- [SHORT EXERCISE]: From the entries below, extract every line that includes the word "type".

[BEGIN]

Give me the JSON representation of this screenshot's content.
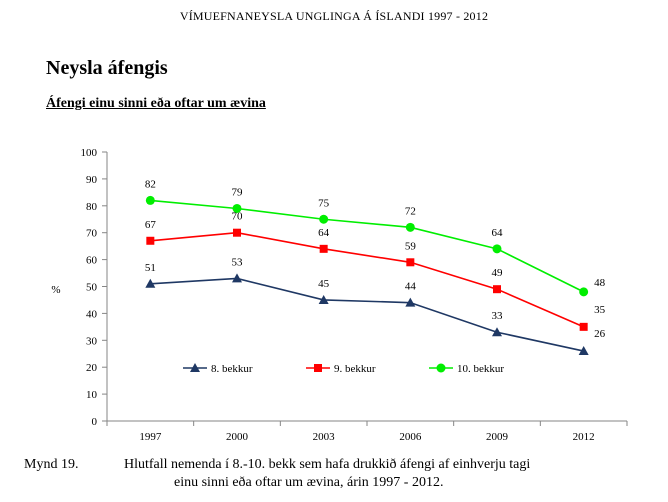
{
  "header": {
    "text": "VÍMUEFNANEYSLA UNGLINGA Á ÍSLANDI 1997 - 2012"
  },
  "title": "Neysla áfengis",
  "subtitle": "Áfengi einu sinni eða oftar um ævina",
  "chart_data": {
    "type": "line",
    "x": [
      "1997",
      "2000",
      "2003",
      "2006",
      "2009",
      "2012"
    ],
    "ylabel": "%",
    "ylim": [
      0,
      100
    ],
    "ytick_step": 10,
    "grid": false,
    "legend_position": "inside-bottom",
    "series": [
      {
        "name": "8. bekkur",
        "values": [
          51,
          53,
          45,
          44,
          33,
          26
        ],
        "color": "#1f3864",
        "marker": "triangle"
      },
      {
        "name": "9. bekkur",
        "values": [
          67,
          70,
          64,
          59,
          49,
          35
        ],
        "color": "#ff0000",
        "marker": "square"
      },
      {
        "name": "10. bekkur",
        "values": [
          82,
          79,
          75,
          72,
          64,
          48
        ],
        "color": "#00ee00",
        "marker": "circle"
      }
    ]
  },
  "caption": {
    "number": "Mynd 19.",
    "line1": "Hlutfall nemenda í 8.-10. bekk sem hafa drukkið áfengi af einhverju tagi",
    "line2": "einu sinni eða oftar um ævina, árin 1997 - 2012."
  }
}
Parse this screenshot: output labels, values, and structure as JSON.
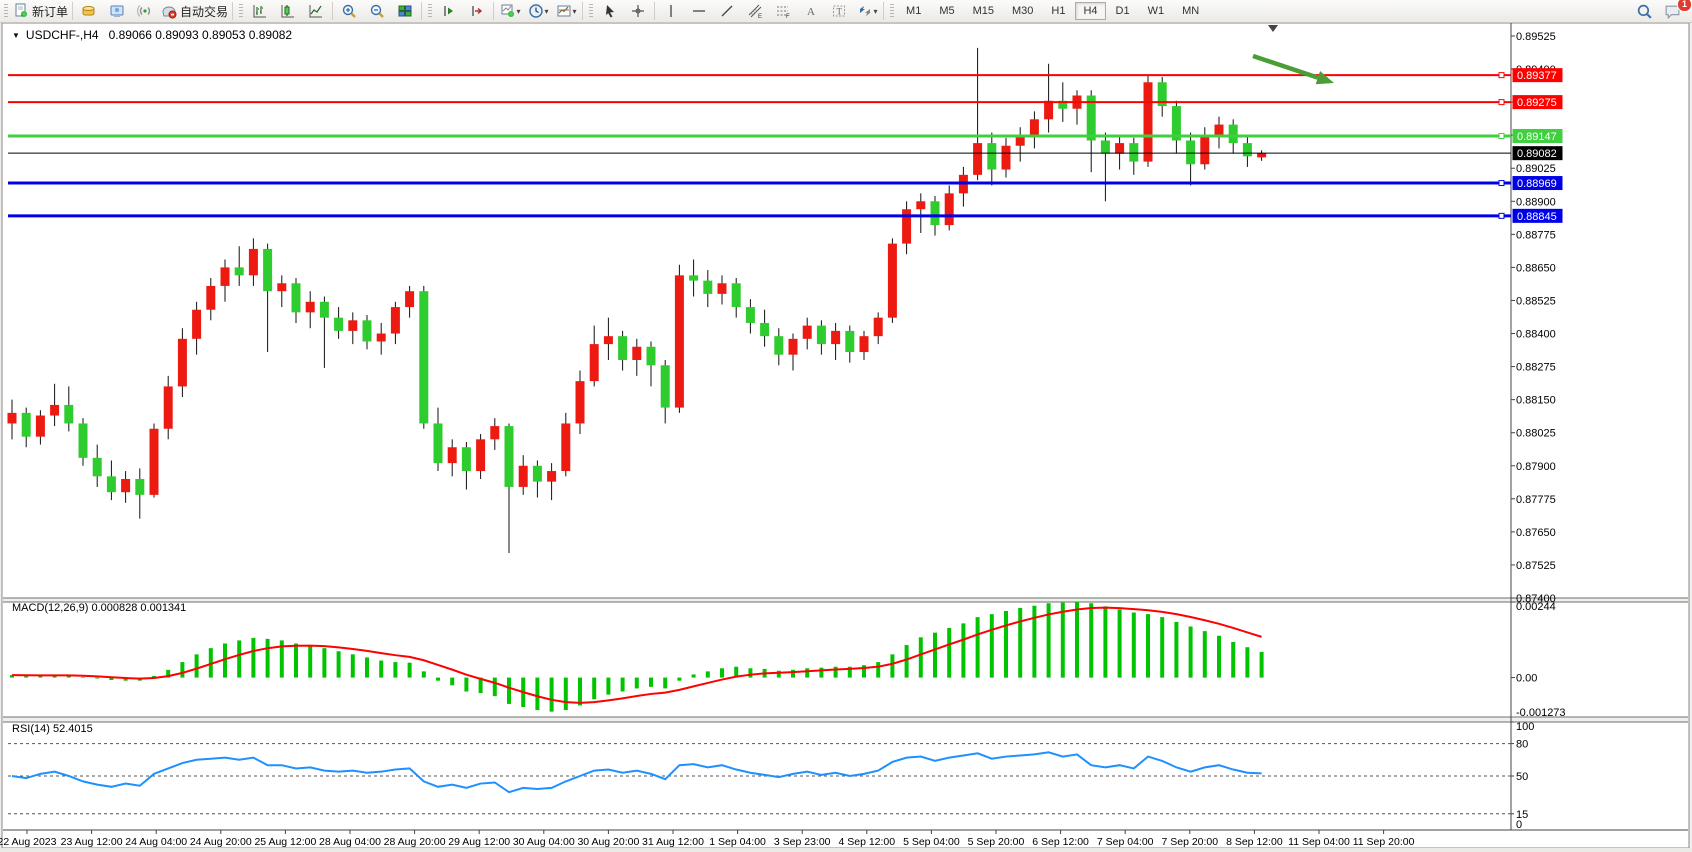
{
  "toolbar": {
    "new_order_label": "新订单",
    "auto_trading_label": "自动交易",
    "timeframes": [
      "M1",
      "M5",
      "M15",
      "M30",
      "H1",
      "H4",
      "D1",
      "W1",
      "MN"
    ],
    "active_timeframe": "H4",
    "notification_badge": "1"
  },
  "chart": {
    "title": "USDCHF-,H4",
    "quote": "0.89066 0.89093 0.89053 0.89082",
    "macd_label": "MACD(12,26,9) 0.000828 0.001341",
    "rsi_label": "RSI(14) 52.4015"
  },
  "chart_data": [
    {
      "type": "candlestick",
      "symbol": "USDCHF",
      "timeframe": "H4",
      "bull_color": "#ed1a12",
      "bear_color": "#2ecc2e",
      "wick_color": "#111111",
      "ylim": [
        0.874,
        0.89525
      ],
      "y_tick_start": 0.874,
      "y_tick_step": 0.00125,
      "y_tick_count": 18,
      "current_price": 0.89082,
      "current_price_color": "#000000",
      "hlines": [
        {
          "value": 0.89377,
          "color": "#ff0000",
          "width": 2
        },
        {
          "value": 0.89275,
          "color": "#ff0000",
          "width": 2
        },
        {
          "value": 0.89147,
          "color": "#3fcf3f",
          "width": 3
        },
        {
          "value": 0.88969,
          "color": "#0000e6",
          "width": 3
        },
        {
          "value": 0.88845,
          "color": "#0000e6",
          "width": 3
        }
      ],
      "annotation_arrow": {
        "color": "#4a9e35",
        "from": [
          1253,
          56
        ],
        "to": [
          1334,
          83
        ]
      },
      "time_labels": [
        "22 Aug 2023",
        "23 Aug 12:00",
        "24 Aug 04:00",
        "24 Aug 20:00",
        "25 Aug 12:00",
        "28 Aug 04:00",
        "28 Aug 20:00",
        "29 Aug 12:00",
        "30 Aug 04:00",
        "30 Aug 20:00",
        "31 Aug 12:00",
        "1 Sep 04:00",
        "3 Sep 23:00",
        "4 Sep 12:00",
        "5 Sep 04:00",
        "5 Sep 20:00",
        "6 Sep 12:00",
        "7 Sep 04:00",
        "7 Sep 20:00",
        "8 Sep 12:00",
        "11 Sep 04:00",
        "11 Sep 20:00"
      ],
      "candles": [
        [
          0.8806,
          0.8815,
          0.88,
          0.881
        ],
        [
          0.881,
          0.8812,
          0.8797,
          0.8801
        ],
        [
          0.8801,
          0.8811,
          0.8798,
          0.8809
        ],
        [
          0.8809,
          0.8821,
          0.8805,
          0.8813
        ],
        [
          0.8813,
          0.882,
          0.8803,
          0.8806
        ],
        [
          0.8806,
          0.8808,
          0.879,
          0.8793
        ],
        [
          0.8793,
          0.8798,
          0.8782,
          0.8786
        ],
        [
          0.8786,
          0.8792,
          0.8777,
          0.878
        ],
        [
          0.878,
          0.8788,
          0.8776,
          0.8785
        ],
        [
          0.8785,
          0.8789,
          0.877,
          0.8779
        ],
        [
          0.8779,
          0.8806,
          0.8778,
          0.8804
        ],
        [
          0.8804,
          0.8824,
          0.88,
          0.882
        ],
        [
          0.882,
          0.8842,
          0.8816,
          0.8838
        ],
        [
          0.8838,
          0.8852,
          0.8832,
          0.8849
        ],
        [
          0.8849,
          0.8861,
          0.8845,
          0.8858
        ],
        [
          0.8858,
          0.8868,
          0.8852,
          0.8865
        ],
        [
          0.8865,
          0.8873,
          0.8858,
          0.8862
        ],
        [
          0.8862,
          0.8876,
          0.8858,
          0.8872
        ],
        [
          0.8872,
          0.8874,
          0.8833,
          0.8856
        ],
        [
          0.8856,
          0.8862,
          0.885,
          0.8859
        ],
        [
          0.8859,
          0.8861,
          0.8844,
          0.8848
        ],
        [
          0.8848,
          0.8856,
          0.8842,
          0.8852
        ],
        [
          0.8852,
          0.8854,
          0.8827,
          0.8846
        ],
        [
          0.8846,
          0.885,
          0.8838,
          0.8841
        ],
        [
          0.8841,
          0.8848,
          0.8836,
          0.8845
        ],
        [
          0.8845,
          0.8847,
          0.8834,
          0.8837
        ],
        [
          0.8837,
          0.8844,
          0.8832,
          0.884
        ],
        [
          0.884,
          0.8852,
          0.8836,
          0.885
        ],
        [
          0.885,
          0.8858,
          0.8846,
          0.8856
        ],
        [
          0.8856,
          0.8858,
          0.8804,
          0.8806
        ],
        [
          0.8806,
          0.8812,
          0.8788,
          0.8791
        ],
        [
          0.8791,
          0.88,
          0.8786,
          0.8797
        ],
        [
          0.8797,
          0.8799,
          0.8781,
          0.8788
        ],
        [
          0.8788,
          0.8802,
          0.8785,
          0.88
        ],
        [
          0.88,
          0.8808,
          0.8796,
          0.8805
        ],
        [
          0.8805,
          0.8806,
          0.8757,
          0.8782
        ],
        [
          0.8782,
          0.8794,
          0.8779,
          0.879
        ],
        [
          0.879,
          0.8792,
          0.8778,
          0.8784
        ],
        [
          0.8784,
          0.8791,
          0.8777,
          0.8788
        ],
        [
          0.8788,
          0.881,
          0.8786,
          0.8806
        ],
        [
          0.8806,
          0.8826,
          0.8802,
          0.8822
        ],
        [
          0.8822,
          0.8843,
          0.882,
          0.8836
        ],
        [
          0.8836,
          0.8846,
          0.883,
          0.8839
        ],
        [
          0.8839,
          0.8841,
          0.8826,
          0.883
        ],
        [
          0.883,
          0.8838,
          0.8824,
          0.8835
        ],
        [
          0.8835,
          0.8837,
          0.882,
          0.8828
        ],
        [
          0.8828,
          0.883,
          0.8806,
          0.8812
        ],
        [
          0.8812,
          0.8866,
          0.881,
          0.8862
        ],
        [
          0.8862,
          0.8868,
          0.8854,
          0.886
        ],
        [
          0.886,
          0.8864,
          0.885,
          0.8855
        ],
        [
          0.8855,
          0.8862,
          0.8851,
          0.8859
        ],
        [
          0.8859,
          0.8861,
          0.8846,
          0.885
        ],
        [
          0.885,
          0.8853,
          0.884,
          0.8844
        ],
        [
          0.8844,
          0.8849,
          0.8835,
          0.8839
        ],
        [
          0.8839,
          0.8842,
          0.8828,
          0.8832
        ],
        [
          0.8832,
          0.884,
          0.8826,
          0.8838
        ],
        [
          0.8838,
          0.8846,
          0.8834,
          0.8843
        ],
        [
          0.8843,
          0.8845,
          0.8832,
          0.8836
        ],
        [
          0.8836,
          0.8844,
          0.883,
          0.8841
        ],
        [
          0.8841,
          0.8843,
          0.8829,
          0.8833
        ],
        [
          0.8833,
          0.8841,
          0.883,
          0.8839
        ],
        [
          0.8839,
          0.8848,
          0.8836,
          0.8846
        ],
        [
          0.8846,
          0.8876,
          0.8844,
          0.8874
        ],
        [
          0.8874,
          0.889,
          0.887,
          0.8887
        ],
        [
          0.8887,
          0.8893,
          0.8878,
          0.889
        ],
        [
          0.889,
          0.8892,
          0.8877,
          0.8881
        ],
        [
          0.8881,
          0.8896,
          0.8879,
          0.8893
        ],
        [
          0.8893,
          0.8903,
          0.8888,
          0.89
        ],
        [
          0.89,
          0.8948,
          0.8898,
          0.8912
        ],
        [
          0.8912,
          0.8916,
          0.8896,
          0.8902
        ],
        [
          0.8902,
          0.8914,
          0.8899,
          0.8911
        ],
        [
          0.8911,
          0.8918,
          0.8905,
          0.8915
        ],
        [
          0.8915,
          0.8924,
          0.891,
          0.8921
        ],
        [
          0.8921,
          0.8942,
          0.8916,
          0.8928
        ],
        [
          0.8928,
          0.8935,
          0.892,
          0.8925
        ],
        [
          0.8925,
          0.8932,
          0.8919,
          0.893
        ],
        [
          0.893,
          0.8932,
          0.8901,
          0.8913
        ],
        [
          0.8913,
          0.8916,
          0.889,
          0.8908
        ],
        [
          0.8908,
          0.8915,
          0.8902,
          0.8912
        ],
        [
          0.8912,
          0.8914,
          0.89,
          0.8905
        ],
        [
          0.8905,
          0.8938,
          0.8903,
          0.8935
        ],
        [
          0.8935,
          0.8937,
          0.8922,
          0.8926
        ],
        [
          0.8926,
          0.8928,
          0.8908,
          0.8913
        ],
        [
          0.8913,
          0.8916,
          0.8896,
          0.8904
        ],
        [
          0.8904,
          0.8918,
          0.8902,
          0.8915
        ],
        [
          0.8915,
          0.8922,
          0.891,
          0.8919
        ],
        [
          0.8919,
          0.8921,
          0.8908,
          0.8912
        ],
        [
          0.8912,
          0.8915,
          0.8903,
          0.8907
        ],
        [
          0.89066,
          0.89093,
          0.89053,
          0.89082
        ]
      ]
    },
    {
      "type": "bar",
      "name": "MACD(12,26,9)",
      "main_value": 0.000828,
      "signal_value": 0.001341,
      "hist_color": "#00c400",
      "signal_color": "#ff0000",
      "ylim": [
        -0.001273,
        0.00244
      ],
      "y_labels": [
        "0.00244",
        "0.00",
        "-0.001273"
      ],
      "values": [
        8e-05,
        6e-05,
        5e-05,
        8e-05,
        7e-05,
        2e-05,
        -3e-05,
        -8e-05,
        -0.0001,
        -0.0001,
        5e-05,
        0.00025,
        0.0005,
        0.00075,
        0.00095,
        0.0011,
        0.0012,
        0.00128,
        0.00125,
        0.0012,
        0.0011,
        0.00105,
        0.00095,
        0.00085,
        0.00075,
        0.00065,
        0.00055,
        0.0005,
        0.00048,
        0.0002,
        -0.0001,
        -0.00025,
        -0.00045,
        -0.0005,
        -0.0006,
        -0.00085,
        -0.00095,
        -0.00105,
        -0.0011,
        -0.00105,
        -0.0009,
        -0.0007,
        -0.00055,
        -0.00045,
        -0.00035,
        -0.0003,
        -0.00035,
        -0.0001,
        0.0001,
        0.0002,
        0.0003,
        0.00035,
        0.0003,
        0.00028,
        0.00022,
        0.00025,
        0.0003,
        0.00032,
        0.00035,
        0.00035,
        0.0004,
        0.0005,
        0.00075,
        0.00105,
        0.0013,
        0.00145,
        0.0016,
        0.00175,
        0.00195,
        0.00205,
        0.00215,
        0.00225,
        0.00232,
        0.0024,
        0.00242,
        0.00244,
        0.0024,
        0.0023,
        0.0022,
        0.0021,
        0.00205,
        0.00195,
        0.0018,
        0.00165,
        0.0015,
        0.00135,
        0.00115,
        0.00098,
        0.000828
      ]
    },
    {
      "type": "line",
      "name": "RSI(14)",
      "current_value": 52.4015,
      "line_color": "#1e90ff",
      "ylim": [
        0,
        100
      ],
      "y_labels": [
        100,
        80,
        50,
        15,
        0
      ],
      "levels": [
        80,
        50,
        15
      ],
      "values": [
        50,
        48,
        52,
        54,
        50,
        45,
        42,
        40,
        43,
        41,
        52,
        57,
        62,
        65,
        66,
        67,
        65,
        67,
        60,
        60,
        57,
        58,
        55,
        54,
        55,
        53,
        54,
        56,
        57,
        45,
        40,
        42,
        39,
        43,
        44,
        35,
        39,
        38,
        39,
        45,
        50,
        55,
        56,
        53,
        55,
        52,
        47,
        60,
        61,
        58,
        60,
        56,
        53,
        51,
        49,
        52,
        54,
        51,
        53,
        50,
        52,
        55,
        63,
        67,
        68,
        64,
        67,
        69,
        71,
        66,
        68,
        69,
        70,
        72,
        68,
        70,
        60,
        58,
        60,
        57,
        68,
        64,
        58,
        54,
        58,
        60,
        56,
        53,
        52.4
      ]
    }
  ]
}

[END]

- [THE REPLY]:
    "type": "line",
      "type": "candlestick",
      "type": "bar",
      "type": "line",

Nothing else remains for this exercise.